-- Description of the task --
State how many lines of the entries include the string "missionary", please, leaving out everything but the number.

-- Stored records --
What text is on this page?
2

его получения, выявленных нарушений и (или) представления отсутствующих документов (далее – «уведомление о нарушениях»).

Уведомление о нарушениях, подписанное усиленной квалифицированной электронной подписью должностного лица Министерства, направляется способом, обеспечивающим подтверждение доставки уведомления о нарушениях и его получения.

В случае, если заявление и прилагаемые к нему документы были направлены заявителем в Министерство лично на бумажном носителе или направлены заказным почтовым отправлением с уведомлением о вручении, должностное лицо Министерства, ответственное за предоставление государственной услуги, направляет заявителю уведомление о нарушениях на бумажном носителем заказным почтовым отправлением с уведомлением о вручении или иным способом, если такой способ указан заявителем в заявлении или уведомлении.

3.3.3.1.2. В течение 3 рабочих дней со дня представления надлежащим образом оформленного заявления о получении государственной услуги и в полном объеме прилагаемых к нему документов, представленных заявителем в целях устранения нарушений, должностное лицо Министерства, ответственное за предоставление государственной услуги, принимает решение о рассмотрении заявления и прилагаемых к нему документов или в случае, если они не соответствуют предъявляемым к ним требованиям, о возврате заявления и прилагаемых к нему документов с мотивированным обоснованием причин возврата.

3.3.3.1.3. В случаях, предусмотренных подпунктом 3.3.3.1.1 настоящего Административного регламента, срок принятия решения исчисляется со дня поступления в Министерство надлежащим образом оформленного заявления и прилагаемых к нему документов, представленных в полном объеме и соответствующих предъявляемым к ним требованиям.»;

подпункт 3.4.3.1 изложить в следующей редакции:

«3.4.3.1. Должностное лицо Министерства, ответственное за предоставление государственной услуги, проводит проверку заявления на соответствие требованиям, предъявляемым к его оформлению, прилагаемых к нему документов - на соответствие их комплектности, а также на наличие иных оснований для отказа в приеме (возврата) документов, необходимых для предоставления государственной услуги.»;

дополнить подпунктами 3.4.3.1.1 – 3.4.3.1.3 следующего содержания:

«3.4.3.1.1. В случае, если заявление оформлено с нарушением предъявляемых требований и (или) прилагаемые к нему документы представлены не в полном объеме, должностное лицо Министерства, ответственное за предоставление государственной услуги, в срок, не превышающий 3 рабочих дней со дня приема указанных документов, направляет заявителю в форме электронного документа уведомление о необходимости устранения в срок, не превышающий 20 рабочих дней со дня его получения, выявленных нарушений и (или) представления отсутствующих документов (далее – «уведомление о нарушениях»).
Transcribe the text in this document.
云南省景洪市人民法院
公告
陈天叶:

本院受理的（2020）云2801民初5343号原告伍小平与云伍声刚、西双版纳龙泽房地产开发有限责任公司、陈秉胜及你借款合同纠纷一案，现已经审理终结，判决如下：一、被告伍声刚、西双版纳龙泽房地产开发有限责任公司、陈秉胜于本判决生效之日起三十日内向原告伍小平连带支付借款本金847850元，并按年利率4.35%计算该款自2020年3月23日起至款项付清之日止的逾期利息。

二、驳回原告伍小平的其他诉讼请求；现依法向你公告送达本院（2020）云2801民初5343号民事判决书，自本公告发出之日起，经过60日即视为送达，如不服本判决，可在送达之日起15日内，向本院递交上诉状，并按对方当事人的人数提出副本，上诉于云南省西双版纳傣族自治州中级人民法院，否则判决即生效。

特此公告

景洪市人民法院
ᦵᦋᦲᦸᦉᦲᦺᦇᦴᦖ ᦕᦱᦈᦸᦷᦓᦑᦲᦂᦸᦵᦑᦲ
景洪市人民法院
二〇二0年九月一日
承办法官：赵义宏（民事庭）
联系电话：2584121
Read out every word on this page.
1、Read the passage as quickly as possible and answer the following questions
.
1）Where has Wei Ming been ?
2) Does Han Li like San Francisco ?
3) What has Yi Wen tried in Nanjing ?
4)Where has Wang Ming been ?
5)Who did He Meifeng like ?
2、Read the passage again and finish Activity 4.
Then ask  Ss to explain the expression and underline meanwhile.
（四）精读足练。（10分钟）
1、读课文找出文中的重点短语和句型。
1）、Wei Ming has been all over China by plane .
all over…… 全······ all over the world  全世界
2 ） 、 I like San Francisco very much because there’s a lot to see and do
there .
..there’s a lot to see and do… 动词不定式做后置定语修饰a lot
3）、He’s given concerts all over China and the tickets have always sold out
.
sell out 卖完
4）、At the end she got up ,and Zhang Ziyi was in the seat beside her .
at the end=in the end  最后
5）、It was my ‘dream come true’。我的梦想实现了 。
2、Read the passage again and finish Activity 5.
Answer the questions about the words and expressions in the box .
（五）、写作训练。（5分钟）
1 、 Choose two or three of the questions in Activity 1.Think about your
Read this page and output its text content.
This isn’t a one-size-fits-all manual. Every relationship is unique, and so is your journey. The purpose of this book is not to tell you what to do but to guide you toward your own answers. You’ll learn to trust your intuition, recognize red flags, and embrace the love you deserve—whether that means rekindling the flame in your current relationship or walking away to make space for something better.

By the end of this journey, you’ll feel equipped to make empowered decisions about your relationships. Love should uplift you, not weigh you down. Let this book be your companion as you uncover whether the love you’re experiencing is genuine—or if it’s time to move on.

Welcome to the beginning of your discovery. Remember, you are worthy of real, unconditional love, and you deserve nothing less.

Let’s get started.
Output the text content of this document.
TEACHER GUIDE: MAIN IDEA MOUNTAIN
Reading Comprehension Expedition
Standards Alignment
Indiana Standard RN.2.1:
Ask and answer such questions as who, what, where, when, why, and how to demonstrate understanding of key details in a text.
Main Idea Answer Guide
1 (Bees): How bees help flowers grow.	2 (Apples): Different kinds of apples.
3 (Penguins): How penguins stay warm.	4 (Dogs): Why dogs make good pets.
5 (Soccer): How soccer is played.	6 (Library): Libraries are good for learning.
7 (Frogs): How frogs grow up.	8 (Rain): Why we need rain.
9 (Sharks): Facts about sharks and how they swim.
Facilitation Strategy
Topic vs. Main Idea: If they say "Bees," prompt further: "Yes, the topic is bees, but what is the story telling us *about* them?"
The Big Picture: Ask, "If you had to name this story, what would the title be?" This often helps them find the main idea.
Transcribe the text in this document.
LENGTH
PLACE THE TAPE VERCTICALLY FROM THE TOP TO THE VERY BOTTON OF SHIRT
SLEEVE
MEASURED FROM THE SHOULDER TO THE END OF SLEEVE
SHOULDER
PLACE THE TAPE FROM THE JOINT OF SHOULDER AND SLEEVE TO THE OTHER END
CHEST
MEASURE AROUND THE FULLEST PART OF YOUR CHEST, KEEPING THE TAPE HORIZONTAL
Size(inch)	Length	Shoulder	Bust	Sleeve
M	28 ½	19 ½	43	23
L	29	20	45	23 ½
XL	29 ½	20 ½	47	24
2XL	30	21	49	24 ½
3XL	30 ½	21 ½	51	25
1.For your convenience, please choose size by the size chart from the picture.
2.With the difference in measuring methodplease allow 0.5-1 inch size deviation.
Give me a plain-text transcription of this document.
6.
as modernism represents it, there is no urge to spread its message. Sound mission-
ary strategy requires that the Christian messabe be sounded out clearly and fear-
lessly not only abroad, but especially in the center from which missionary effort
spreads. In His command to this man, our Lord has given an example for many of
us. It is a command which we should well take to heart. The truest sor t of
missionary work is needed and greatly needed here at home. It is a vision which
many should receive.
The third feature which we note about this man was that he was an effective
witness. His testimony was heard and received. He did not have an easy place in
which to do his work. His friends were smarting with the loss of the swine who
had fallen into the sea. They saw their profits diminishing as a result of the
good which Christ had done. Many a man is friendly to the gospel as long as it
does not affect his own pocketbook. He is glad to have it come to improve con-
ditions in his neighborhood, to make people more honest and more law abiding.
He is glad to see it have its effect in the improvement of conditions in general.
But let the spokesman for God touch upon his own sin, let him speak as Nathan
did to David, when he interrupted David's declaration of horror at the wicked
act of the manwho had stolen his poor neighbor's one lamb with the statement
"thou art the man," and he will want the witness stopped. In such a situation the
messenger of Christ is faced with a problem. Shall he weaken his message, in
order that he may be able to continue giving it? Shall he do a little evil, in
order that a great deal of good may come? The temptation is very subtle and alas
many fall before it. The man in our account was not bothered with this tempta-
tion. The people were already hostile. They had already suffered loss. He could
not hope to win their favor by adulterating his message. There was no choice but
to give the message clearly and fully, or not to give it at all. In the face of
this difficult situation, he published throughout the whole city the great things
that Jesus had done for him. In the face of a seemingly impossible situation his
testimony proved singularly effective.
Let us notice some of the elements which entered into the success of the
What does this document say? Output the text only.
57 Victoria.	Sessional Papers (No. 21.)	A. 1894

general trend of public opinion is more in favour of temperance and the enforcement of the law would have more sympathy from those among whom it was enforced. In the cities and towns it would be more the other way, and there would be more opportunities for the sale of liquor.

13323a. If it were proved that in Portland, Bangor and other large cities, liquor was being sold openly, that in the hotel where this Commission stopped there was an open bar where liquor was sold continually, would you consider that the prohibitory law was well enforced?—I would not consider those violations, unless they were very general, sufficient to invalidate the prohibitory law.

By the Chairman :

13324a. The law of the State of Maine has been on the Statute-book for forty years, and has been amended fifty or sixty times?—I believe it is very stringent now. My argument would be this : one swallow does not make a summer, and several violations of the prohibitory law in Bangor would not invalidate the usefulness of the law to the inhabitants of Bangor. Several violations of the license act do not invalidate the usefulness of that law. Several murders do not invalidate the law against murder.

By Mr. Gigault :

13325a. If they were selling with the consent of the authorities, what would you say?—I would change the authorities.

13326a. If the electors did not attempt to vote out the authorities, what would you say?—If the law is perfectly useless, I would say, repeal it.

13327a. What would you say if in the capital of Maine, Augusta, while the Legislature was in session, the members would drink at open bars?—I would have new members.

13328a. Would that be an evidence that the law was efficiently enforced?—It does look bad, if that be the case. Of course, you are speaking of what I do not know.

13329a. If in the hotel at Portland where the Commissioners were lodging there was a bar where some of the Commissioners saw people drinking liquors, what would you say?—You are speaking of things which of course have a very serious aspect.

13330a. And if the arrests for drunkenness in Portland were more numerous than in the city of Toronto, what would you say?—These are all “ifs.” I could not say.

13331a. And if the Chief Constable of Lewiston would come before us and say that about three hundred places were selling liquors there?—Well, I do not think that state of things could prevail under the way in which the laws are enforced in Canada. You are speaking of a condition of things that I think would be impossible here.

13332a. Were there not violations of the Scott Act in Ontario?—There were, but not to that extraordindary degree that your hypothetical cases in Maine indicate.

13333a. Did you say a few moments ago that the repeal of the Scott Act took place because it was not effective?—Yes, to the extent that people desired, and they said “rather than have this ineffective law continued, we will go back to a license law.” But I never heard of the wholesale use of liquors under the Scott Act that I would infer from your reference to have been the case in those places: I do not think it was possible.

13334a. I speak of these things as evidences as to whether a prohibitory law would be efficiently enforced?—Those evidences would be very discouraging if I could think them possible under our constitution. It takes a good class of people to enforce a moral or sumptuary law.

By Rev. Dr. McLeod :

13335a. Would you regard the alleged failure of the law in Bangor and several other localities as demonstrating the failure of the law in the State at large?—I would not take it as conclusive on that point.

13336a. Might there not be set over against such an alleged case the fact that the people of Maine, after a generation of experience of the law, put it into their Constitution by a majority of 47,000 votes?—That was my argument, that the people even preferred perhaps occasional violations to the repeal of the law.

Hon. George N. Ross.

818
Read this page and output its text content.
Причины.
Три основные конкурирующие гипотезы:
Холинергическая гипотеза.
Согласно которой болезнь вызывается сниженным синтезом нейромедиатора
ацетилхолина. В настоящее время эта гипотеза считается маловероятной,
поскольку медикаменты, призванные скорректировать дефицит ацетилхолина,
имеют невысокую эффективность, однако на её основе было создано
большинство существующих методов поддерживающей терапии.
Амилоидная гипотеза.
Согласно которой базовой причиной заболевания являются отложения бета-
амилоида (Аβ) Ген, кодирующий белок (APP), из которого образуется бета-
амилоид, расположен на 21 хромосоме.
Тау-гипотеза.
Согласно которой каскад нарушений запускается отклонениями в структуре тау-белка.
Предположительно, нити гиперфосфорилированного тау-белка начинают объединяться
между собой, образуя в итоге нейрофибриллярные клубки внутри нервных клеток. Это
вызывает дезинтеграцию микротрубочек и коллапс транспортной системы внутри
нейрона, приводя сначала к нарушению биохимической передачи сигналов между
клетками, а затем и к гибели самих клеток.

-- Problem solution --
2